* BEGIN Provided material *

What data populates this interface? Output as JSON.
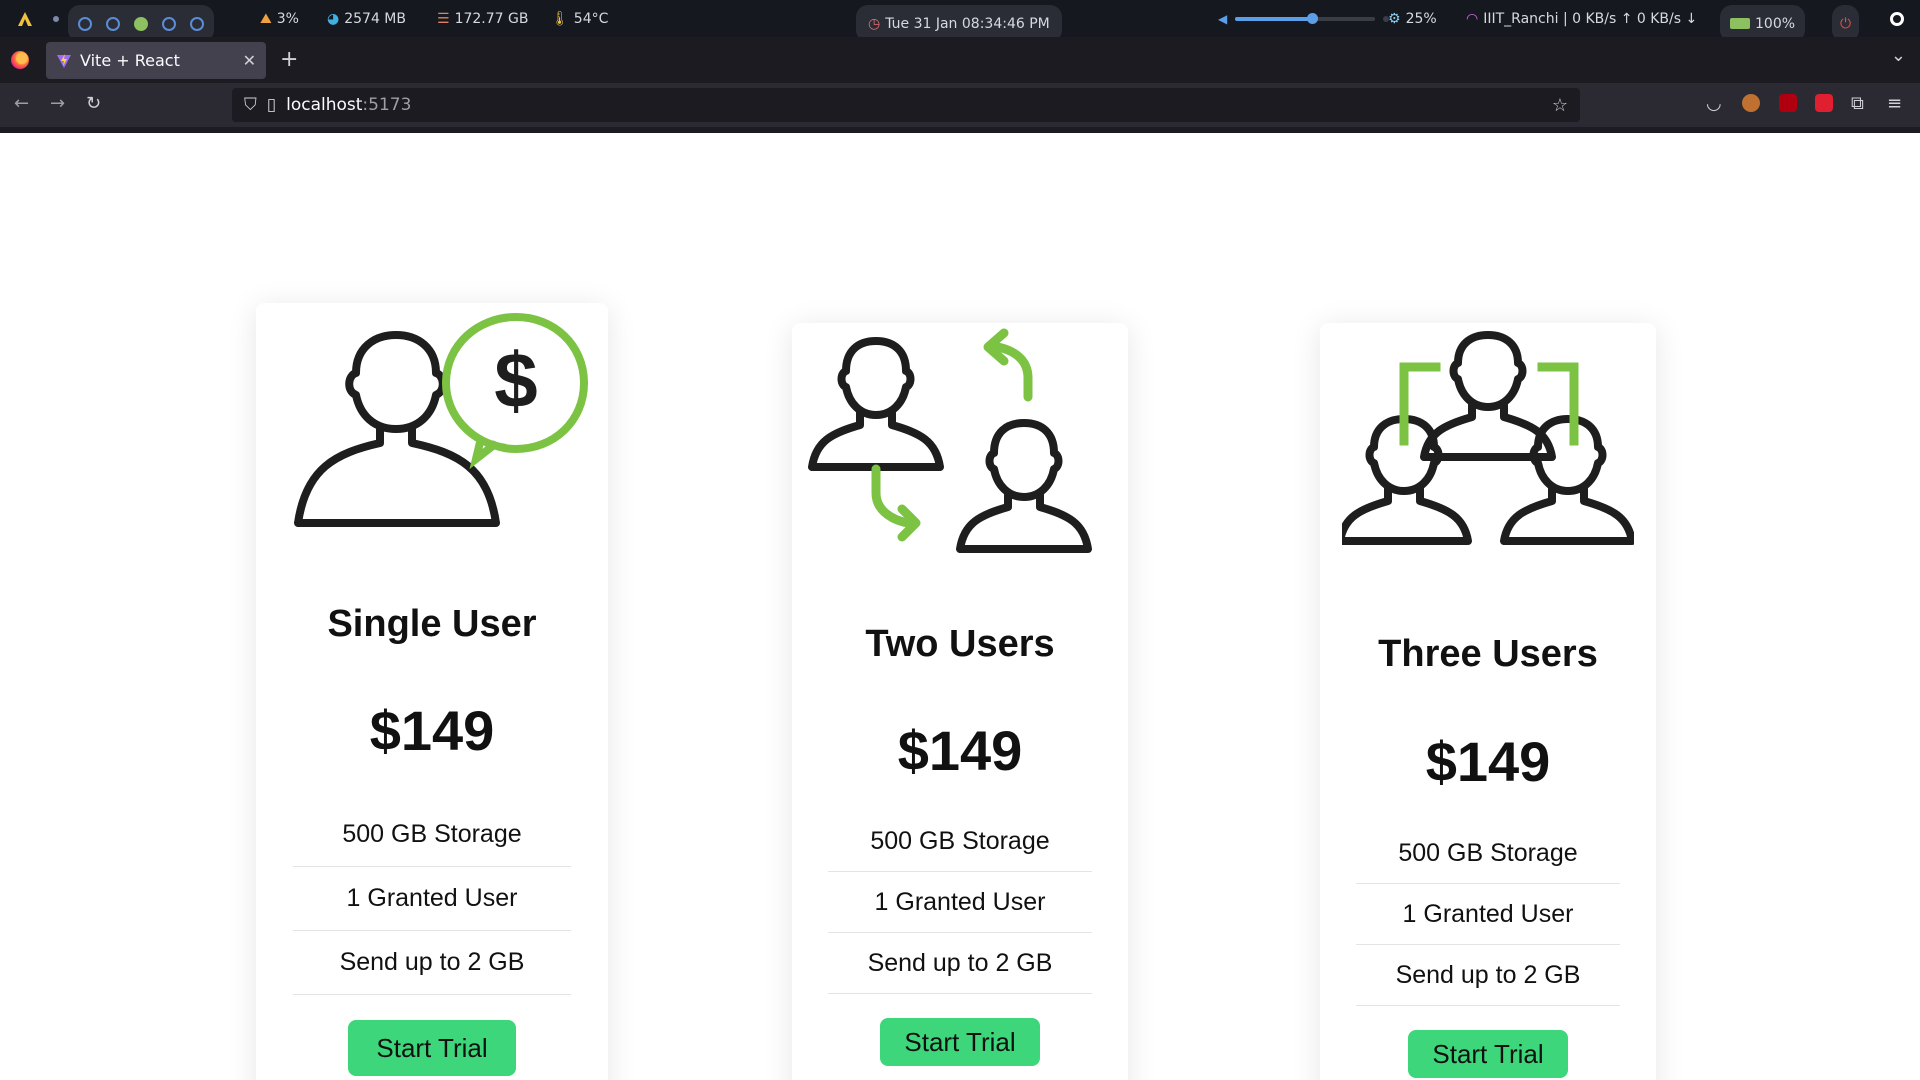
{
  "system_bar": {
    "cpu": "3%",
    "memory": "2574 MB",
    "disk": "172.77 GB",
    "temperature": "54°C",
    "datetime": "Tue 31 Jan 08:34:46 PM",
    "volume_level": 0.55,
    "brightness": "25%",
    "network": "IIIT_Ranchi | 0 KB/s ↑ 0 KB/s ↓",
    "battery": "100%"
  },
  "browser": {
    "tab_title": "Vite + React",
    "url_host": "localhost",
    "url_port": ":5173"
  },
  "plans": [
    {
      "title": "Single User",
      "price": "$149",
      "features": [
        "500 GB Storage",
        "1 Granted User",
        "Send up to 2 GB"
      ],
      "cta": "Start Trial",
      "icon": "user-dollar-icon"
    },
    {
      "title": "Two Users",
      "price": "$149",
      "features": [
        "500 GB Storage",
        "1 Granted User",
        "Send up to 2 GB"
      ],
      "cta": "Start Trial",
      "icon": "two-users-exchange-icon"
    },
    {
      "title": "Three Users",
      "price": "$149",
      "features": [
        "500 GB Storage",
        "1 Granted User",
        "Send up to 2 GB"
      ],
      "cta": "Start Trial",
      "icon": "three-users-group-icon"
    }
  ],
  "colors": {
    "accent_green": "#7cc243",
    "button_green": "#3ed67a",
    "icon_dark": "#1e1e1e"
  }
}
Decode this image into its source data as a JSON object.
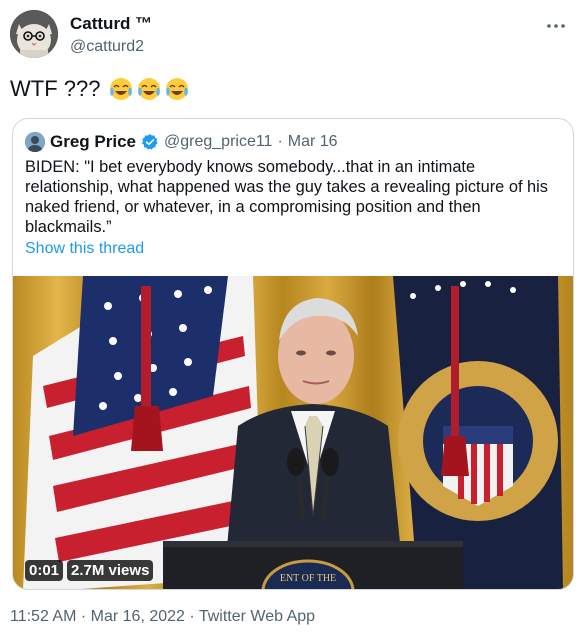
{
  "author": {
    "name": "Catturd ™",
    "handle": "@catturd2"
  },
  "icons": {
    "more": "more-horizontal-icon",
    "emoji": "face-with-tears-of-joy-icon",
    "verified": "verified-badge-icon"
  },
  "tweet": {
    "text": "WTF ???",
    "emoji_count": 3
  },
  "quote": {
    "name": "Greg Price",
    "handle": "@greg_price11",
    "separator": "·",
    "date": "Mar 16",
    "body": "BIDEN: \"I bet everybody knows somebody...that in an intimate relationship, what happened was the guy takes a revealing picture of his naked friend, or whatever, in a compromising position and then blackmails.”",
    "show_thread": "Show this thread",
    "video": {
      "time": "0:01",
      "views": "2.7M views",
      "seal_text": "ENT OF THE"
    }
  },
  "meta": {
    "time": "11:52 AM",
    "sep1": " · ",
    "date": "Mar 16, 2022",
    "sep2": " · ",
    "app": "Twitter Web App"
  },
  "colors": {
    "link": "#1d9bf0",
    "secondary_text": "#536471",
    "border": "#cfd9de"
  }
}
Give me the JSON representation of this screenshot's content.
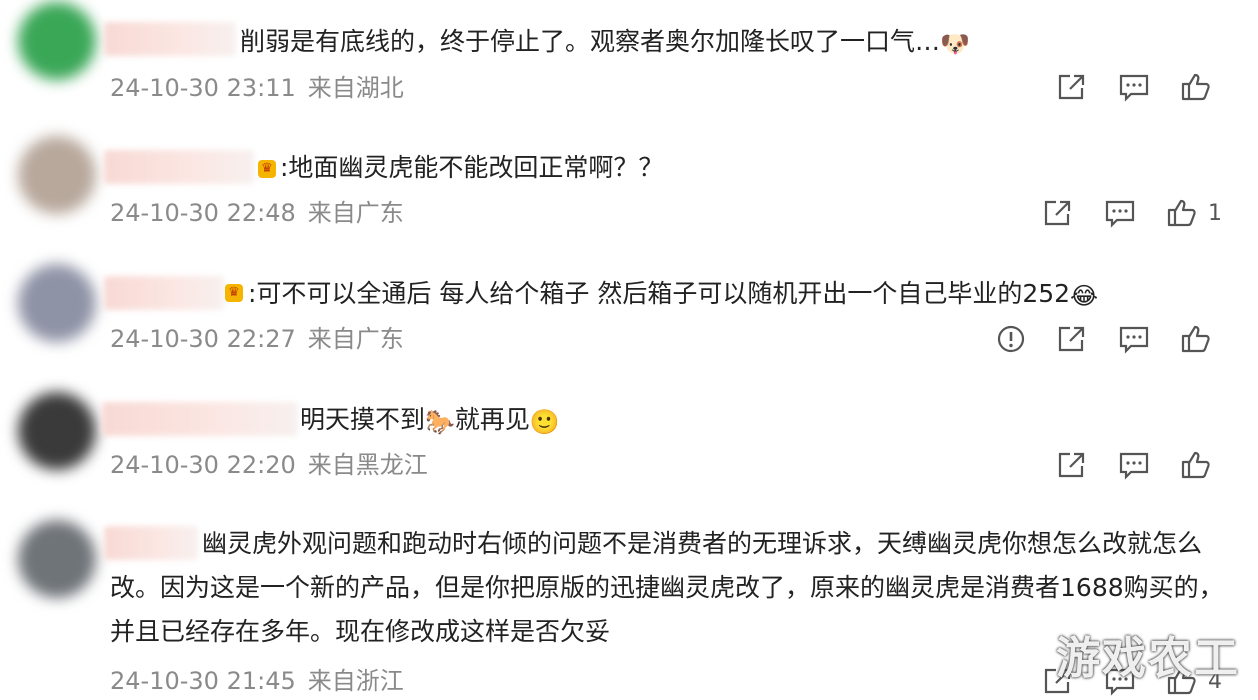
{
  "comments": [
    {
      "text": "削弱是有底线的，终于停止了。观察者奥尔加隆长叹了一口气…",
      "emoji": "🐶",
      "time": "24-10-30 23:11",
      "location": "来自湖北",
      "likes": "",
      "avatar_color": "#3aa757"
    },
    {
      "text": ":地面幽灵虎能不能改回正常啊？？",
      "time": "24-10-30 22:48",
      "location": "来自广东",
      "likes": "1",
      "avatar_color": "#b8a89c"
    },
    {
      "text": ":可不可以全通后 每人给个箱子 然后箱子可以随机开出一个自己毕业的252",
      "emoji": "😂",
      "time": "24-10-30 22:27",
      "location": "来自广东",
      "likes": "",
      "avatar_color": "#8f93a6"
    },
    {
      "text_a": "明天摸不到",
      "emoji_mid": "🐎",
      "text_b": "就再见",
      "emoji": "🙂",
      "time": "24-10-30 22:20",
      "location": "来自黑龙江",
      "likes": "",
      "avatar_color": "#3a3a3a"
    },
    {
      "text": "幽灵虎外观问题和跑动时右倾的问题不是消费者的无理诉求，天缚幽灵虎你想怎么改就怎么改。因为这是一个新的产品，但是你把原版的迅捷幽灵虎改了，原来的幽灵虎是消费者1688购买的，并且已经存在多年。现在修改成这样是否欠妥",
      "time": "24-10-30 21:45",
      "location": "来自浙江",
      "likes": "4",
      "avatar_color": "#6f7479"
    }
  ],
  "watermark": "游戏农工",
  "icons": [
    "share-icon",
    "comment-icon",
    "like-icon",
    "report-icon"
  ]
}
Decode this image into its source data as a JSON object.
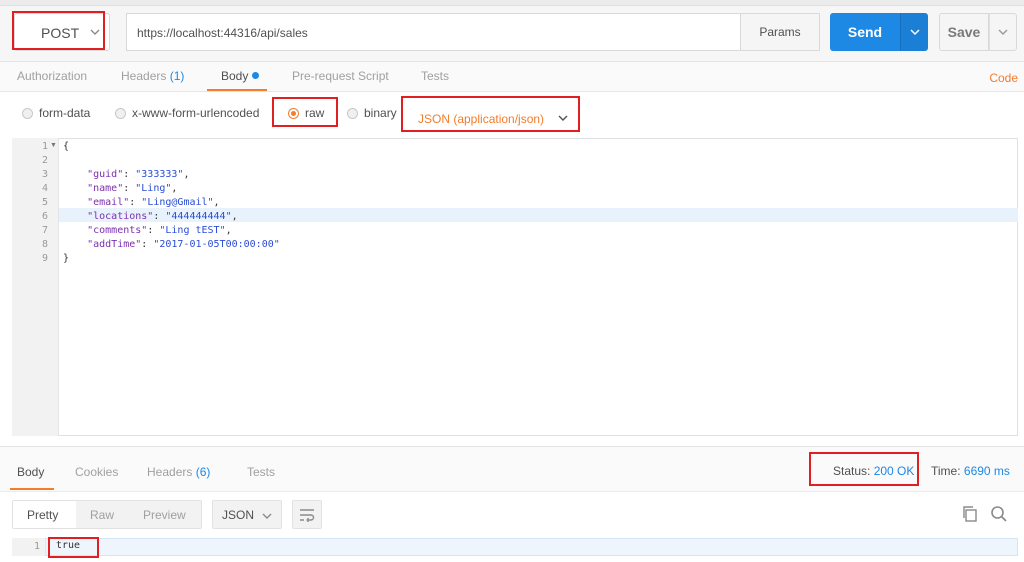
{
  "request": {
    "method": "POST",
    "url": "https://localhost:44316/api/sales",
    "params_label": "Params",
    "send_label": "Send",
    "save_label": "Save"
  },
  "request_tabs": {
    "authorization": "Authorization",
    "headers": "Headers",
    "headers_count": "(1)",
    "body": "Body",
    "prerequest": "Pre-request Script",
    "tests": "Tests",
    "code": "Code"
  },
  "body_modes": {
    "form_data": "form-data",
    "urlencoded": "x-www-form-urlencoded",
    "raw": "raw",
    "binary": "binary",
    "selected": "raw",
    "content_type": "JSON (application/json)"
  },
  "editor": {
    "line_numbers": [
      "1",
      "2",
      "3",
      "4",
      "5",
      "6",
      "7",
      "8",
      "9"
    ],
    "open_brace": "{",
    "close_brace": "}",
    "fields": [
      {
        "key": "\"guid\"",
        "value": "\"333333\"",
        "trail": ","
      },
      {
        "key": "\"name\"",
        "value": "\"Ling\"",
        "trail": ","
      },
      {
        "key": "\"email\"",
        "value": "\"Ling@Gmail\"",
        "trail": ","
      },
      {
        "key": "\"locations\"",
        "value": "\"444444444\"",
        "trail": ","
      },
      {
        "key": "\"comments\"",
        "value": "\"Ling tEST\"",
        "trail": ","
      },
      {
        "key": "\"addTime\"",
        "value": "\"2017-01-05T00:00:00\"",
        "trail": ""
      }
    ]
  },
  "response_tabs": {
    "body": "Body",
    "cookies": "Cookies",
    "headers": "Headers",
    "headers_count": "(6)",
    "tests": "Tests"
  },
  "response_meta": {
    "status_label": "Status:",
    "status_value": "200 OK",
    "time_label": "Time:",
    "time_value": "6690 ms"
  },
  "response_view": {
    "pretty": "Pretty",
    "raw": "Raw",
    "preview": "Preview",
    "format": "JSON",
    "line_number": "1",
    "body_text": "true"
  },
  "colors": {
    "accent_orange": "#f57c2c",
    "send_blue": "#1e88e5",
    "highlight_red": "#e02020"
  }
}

* END Provided material *

Transcribe the records above verbatim. Do not carry over any picture.

**Finished task**
What data populates this interface? Output as JSON.
{
  "system_bar": {
    "cpu": "3%",
    "memory": "2574 MB",
    "disk": "172.77 GB",
    "temperature": "54°C",
    "datetime": "Tue 31 Jan 08:34:46 PM",
    "volume_level": 0.55,
    "brightness": "25%",
    "network": "IIIT_Ranchi | 0 KB/s ↑ 0 KB/s ↓",
    "battery": "100%"
  },
  "browser": {
    "tab_title": "Vite + React",
    "url_host": "localhost",
    "url_port": ":5173"
  },
  "plans": [
    {
      "title": "Single User",
      "price": "$149",
      "features": [
        "500 GB Storage",
        "1 Granted User",
        "Send up to 2 GB"
      ],
      "cta": "Start Trial",
      "icon": "user-dollar-icon"
    },
    {
      "title": "Two Users",
      "price": "$149",
      "features": [
        "500 GB Storage",
        "1 Granted User",
        "Send up to 2 GB"
      ],
      "cta": "Start Trial",
      "icon": "two-users-exchange-icon"
    },
    {
      "title": "Three Users",
      "price": "$149",
      "features": [
        "500 GB Storage",
        "1 Granted User",
        "Send up to 2 GB"
      ],
      "cta": "Start Trial",
      "icon": "three-users-group-icon"
    }
  ],
  "colors": {
    "accent_green": "#7cc243",
    "button_green": "#3ed67a",
    "icon_dark": "#1e1e1e"
  }
}
Decode this image into its source data as a JSON object.
{
  "author": {
    "name": "Catturd ™",
    "handle": "@catturd2"
  },
  "icons": {
    "more": "more-horizontal-icon",
    "emoji": "face-with-tears-of-joy-icon",
    "verified": "verified-badge-icon"
  },
  "tweet": {
    "text": "WTF ???",
    "emoji_count": 3
  },
  "quote": {
    "name": "Greg Price",
    "handle": "@greg_price11",
    "separator": "·",
    "date": "Mar 16",
    "body": "BIDEN: \"I bet everybody knows somebody...that in an intimate relationship, what happened was the guy takes a revealing picture of his naked friend, or whatever, in a compromising position and then blackmails.”",
    "show_thread": "Show this thread",
    "video": {
      "time": "0:01",
      "views": "2.7M views",
      "seal_text": "ENT OF THE"
    }
  },
  "meta": {
    "time": "11:52 AM",
    "sep1": " · ",
    "date": "Mar 16, 2022",
    "sep2": " · ",
    "app": "Twitter Web App"
  },
  "colors": {
    "link": "#1d9bf0",
    "secondary_text": "#536471",
    "border": "#cfd9de"
  }
}
Give me the JSON representation of this screenshot's content.
{
  "comments": [
    {
      "text": "削弱是有底线的，终于停止了。观察者奥尔加隆长叹了一口气…",
      "emoji": "🐶",
      "time": "24-10-30 23:11",
      "location": "来自湖北",
      "likes": "",
      "avatar_color": "#3aa757"
    },
    {
      "text": ":地面幽灵虎能不能改回正常啊？？",
      "time": "24-10-30 22:48",
      "location": "来自广东",
      "likes": "1",
      "avatar_color": "#b8a89c"
    },
    {
      "text": ":可不可以全通后 每人给个箱子 然后箱子可以随机开出一个自己毕业的252",
      "emoji": "😂",
      "time": "24-10-30 22:27",
      "location": "来自广东",
      "likes": "",
      "avatar_color": "#8f93a6"
    },
    {
      "text_a": "明天摸不到",
      "emoji_mid": "🐎",
      "text_b": "就再见",
      "emoji": "🙂",
      "time": "24-10-30 22:20",
      "location": "来自黑龙江",
      "likes": "",
      "avatar_color": "#3a3a3a"
    },
    {
      "text": "幽灵虎外观问题和跑动时右倾的问题不是消费者的无理诉求，天缚幽灵虎你想怎么改就怎么改。因为这是一个新的产品，但是你把原版的迅捷幽灵虎改了，原来的幽灵虎是消费者1688购买的，并且已经存在多年。现在修改成这样是否欠妥",
      "time": "24-10-30 21:45",
      "location": "来自浙江",
      "likes": "4",
      "avatar_color": "#6f7479"
    }
  ],
  "watermark": "游戏农工",
  "icons": [
    "share-icon",
    "comment-icon",
    "like-icon",
    "report-icon"
  ]
}
Decode this image into its source data as a JSON object.
{
  "request": {
    "method": "POST",
    "url": "https://localhost:44316/api/sales",
    "params_label": "Params",
    "send_label": "Send",
    "save_label": "Save"
  },
  "request_tabs": {
    "authorization": "Authorization",
    "headers": "Headers",
    "headers_count": "(1)",
    "body": "Body",
    "prerequest": "Pre-request Script",
    "tests": "Tests",
    "code": "Code"
  },
  "body_modes": {
    "form_data": "form-data",
    "urlencoded": "x-www-form-urlencoded",
    "raw": "raw",
    "binary": "binary",
    "selected": "raw",
    "content_type": "JSON (application/json)"
  },
  "editor": {
    "line_numbers": [
      "1",
      "2",
      "3",
      "4",
      "5",
      "6",
      "7",
      "8",
      "9"
    ],
    "open_brace": "{",
    "close_brace": "}",
    "fields": [
      {
        "key": "\"guid\"",
        "value": "\"333333\"",
        "trail": ","
      },
      {
        "key": "\"name\"",
        "value": "\"Ling\"",
        "trail": ","
      },
      {
        "key": "\"email\"",
        "value": "\"Ling@Gmail\"",
        "trail": ","
      },
      {
        "key": "\"locations\"",
        "value": "\"444444444\"",
        "trail": ","
      },
      {
        "key": "\"comments\"",
        "value": "\"Ling tEST\"",
        "trail": ","
      },
      {
        "key": "\"addTime\"",
        "value": "\"2017-01-05T00:00:00\"",
        "trail": ""
      }
    ]
  },
  "response_tabs": {
    "body": "Body",
    "cookies": "Cookies",
    "headers": "Headers",
    "headers_count": "(6)",
    "tests": "Tests"
  },
  "response_meta": {
    "status_label": "Status:",
    "status_value": "200 OK",
    "time_label": "Time:",
    "time_value": "6690 ms"
  },
  "response_view": {
    "pretty": "Pretty",
    "raw": "Raw",
    "preview": "Preview",
    "format": "JSON",
    "line_number": "1",
    "body_text": "true"
  },
  "colors": {
    "accent_orange": "#f57c2c",
    "send_blue": "#1e88e5",
    "highlight_red": "#e02020"
  }
}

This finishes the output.